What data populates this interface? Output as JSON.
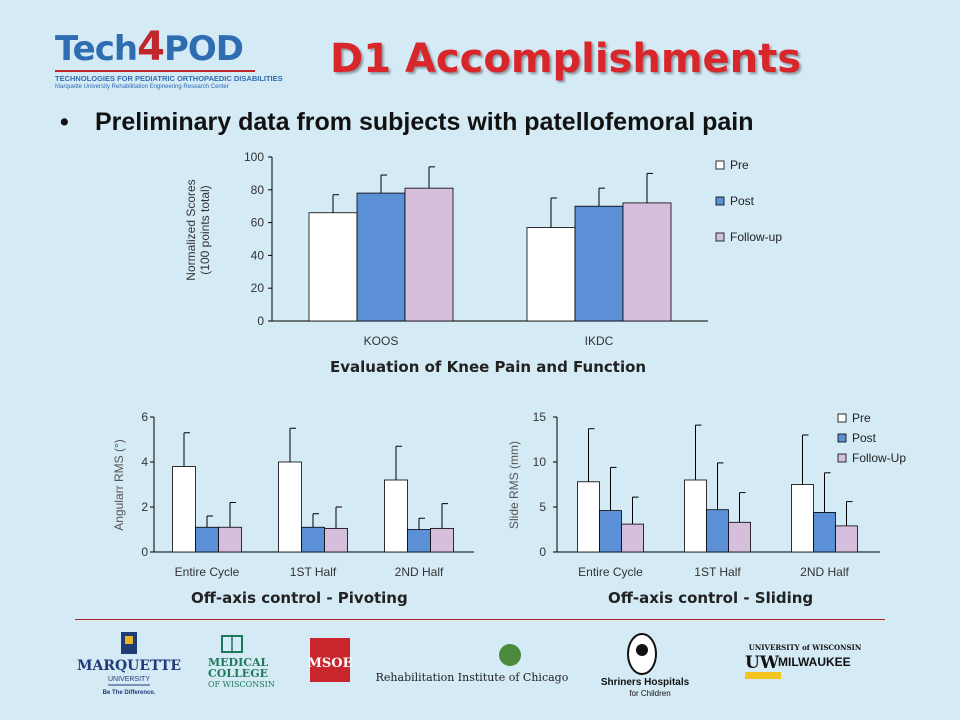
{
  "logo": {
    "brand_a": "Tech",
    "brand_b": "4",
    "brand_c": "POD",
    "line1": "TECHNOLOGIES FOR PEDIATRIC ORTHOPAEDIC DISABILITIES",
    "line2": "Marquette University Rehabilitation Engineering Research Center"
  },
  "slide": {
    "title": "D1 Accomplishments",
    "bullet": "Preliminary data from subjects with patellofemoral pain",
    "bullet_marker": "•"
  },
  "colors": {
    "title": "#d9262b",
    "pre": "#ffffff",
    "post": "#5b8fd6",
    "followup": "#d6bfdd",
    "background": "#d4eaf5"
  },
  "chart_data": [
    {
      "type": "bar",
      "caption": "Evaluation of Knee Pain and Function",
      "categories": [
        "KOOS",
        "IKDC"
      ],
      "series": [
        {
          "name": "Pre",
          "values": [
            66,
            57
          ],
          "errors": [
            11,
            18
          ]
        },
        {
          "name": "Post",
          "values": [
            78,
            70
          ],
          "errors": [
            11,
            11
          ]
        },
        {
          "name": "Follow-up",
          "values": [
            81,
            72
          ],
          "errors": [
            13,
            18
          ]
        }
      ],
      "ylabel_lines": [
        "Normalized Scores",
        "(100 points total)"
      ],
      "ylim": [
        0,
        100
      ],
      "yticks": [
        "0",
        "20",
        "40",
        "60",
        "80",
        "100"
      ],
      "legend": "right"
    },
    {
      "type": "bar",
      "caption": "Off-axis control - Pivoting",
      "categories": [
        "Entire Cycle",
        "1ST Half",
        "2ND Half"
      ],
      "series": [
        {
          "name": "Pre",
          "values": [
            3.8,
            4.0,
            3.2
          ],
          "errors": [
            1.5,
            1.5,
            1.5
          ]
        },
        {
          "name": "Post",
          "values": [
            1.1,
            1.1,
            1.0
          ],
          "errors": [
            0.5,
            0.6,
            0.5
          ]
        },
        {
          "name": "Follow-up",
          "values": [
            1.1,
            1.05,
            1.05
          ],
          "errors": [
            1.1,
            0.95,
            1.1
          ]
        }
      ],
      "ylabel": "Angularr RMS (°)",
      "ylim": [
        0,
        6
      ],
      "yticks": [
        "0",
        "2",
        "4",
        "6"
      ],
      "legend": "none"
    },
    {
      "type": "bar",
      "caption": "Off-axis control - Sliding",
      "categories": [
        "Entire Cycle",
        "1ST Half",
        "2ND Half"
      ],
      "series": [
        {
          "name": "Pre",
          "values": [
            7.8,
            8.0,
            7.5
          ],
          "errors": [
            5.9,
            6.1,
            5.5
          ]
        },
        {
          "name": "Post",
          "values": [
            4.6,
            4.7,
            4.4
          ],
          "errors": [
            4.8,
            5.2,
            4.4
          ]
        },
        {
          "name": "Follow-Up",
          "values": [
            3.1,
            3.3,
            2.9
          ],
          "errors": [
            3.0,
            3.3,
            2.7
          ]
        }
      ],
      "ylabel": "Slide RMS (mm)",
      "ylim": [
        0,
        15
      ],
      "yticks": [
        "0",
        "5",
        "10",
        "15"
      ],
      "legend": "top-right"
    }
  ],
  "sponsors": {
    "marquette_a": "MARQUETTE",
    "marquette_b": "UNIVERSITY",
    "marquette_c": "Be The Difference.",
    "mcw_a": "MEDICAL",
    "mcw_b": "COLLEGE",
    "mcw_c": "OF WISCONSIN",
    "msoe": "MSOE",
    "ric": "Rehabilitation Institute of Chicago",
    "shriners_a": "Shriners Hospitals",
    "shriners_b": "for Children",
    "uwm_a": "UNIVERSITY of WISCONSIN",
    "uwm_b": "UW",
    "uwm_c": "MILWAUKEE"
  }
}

- - -

**Do this:** Repeat the records above exactly, leaving out the pictures.

**Task answer:**
What data populates this interface? Output as JSON.
{
  "logo": {
    "brand_a": "Tech",
    "brand_b": "4",
    "brand_c": "POD",
    "line1": "TECHNOLOGIES FOR PEDIATRIC ORTHOPAEDIC DISABILITIES",
    "line2": "Marquette University Rehabilitation Engineering Research Center"
  },
  "slide": {
    "title": "D1 Accomplishments",
    "bullet": "Preliminary data from subjects with patellofemoral pain",
    "bullet_marker": "•"
  },
  "colors": {
    "title": "#d9262b",
    "pre": "#ffffff",
    "post": "#5b8fd6",
    "followup": "#d6bfdd",
    "background": "#d4eaf5"
  },
  "chart_data": [
    {
      "type": "bar",
      "caption": "Evaluation of Knee Pain and Function",
      "categories": [
        "KOOS",
        "IKDC"
      ],
      "series": [
        {
          "name": "Pre",
          "values": [
            66,
            57
          ],
          "errors": [
            11,
            18
          ]
        },
        {
          "name": "Post",
          "values": [
            78,
            70
          ],
          "errors": [
            11,
            11
          ]
        },
        {
          "name": "Follow-up",
          "values": [
            81,
            72
          ],
          "errors": [
            13,
            18
          ]
        }
      ],
      "ylabel_lines": [
        "Normalized Scores",
        "(100 points total)"
      ],
      "ylim": [
        0,
        100
      ],
      "yticks": [
        "0",
        "20",
        "40",
        "60",
        "80",
        "100"
      ],
      "legend": "right"
    },
    {
      "type": "bar",
      "caption": "Off-axis control - Pivoting",
      "categories": [
        "Entire Cycle",
        "1ST Half",
        "2ND Half"
      ],
      "series": [
        {
          "name": "Pre",
          "values": [
            3.8,
            4.0,
            3.2
          ],
          "errors": [
            1.5,
            1.5,
            1.5
          ]
        },
        {
          "name": "Post",
          "values": [
            1.1,
            1.1,
            1.0
          ],
          "errors": [
            0.5,
            0.6,
            0.5
          ]
        },
        {
          "name": "Follow-up",
          "values": [
            1.1,
            1.05,
            1.05
          ],
          "errors": [
            1.1,
            0.95,
            1.1
          ]
        }
      ],
      "ylabel": "Angularr RMS (°)",
      "ylim": [
        0,
        6
      ],
      "yticks": [
        "0",
        "2",
        "4",
        "6"
      ],
      "legend": "none"
    },
    {
      "type": "bar",
      "caption": "Off-axis control - Sliding",
      "categories": [
        "Entire Cycle",
        "1ST Half",
        "2ND Half"
      ],
      "series": [
        {
          "name": "Pre",
          "values": [
            7.8,
            8.0,
            7.5
          ],
          "errors": [
            5.9,
            6.1,
            5.5
          ]
        },
        {
          "name": "Post",
          "values": [
            4.6,
            4.7,
            4.4
          ],
          "errors": [
            4.8,
            5.2,
            4.4
          ]
        },
        {
          "name": "Follow-Up",
          "values": [
            3.1,
            3.3,
            2.9
          ],
          "errors": [
            3.0,
            3.3,
            2.7
          ]
        }
      ],
      "ylabel": "Slide RMS (mm)",
      "ylim": [
        0,
        15
      ],
      "yticks": [
        "0",
        "5",
        "10",
        "15"
      ],
      "legend": "top-right"
    }
  ],
  "sponsors": {
    "marquette_a": "MARQUETTE",
    "marquette_b": "UNIVERSITY",
    "marquette_c": "Be The Difference.",
    "mcw_a": "MEDICAL",
    "mcw_b": "COLLEGE",
    "mcw_c": "OF WISCONSIN",
    "msoe": "MSOE",
    "ric": "Rehabilitation Institute of Chicago",
    "shriners_a": "Shriners Hospitals",
    "shriners_b": "for Children",
    "uwm_a": "UNIVERSITY of WISCONSIN",
    "uwm_b": "UW",
    "uwm_c": "MILWAUKEE"
  }
}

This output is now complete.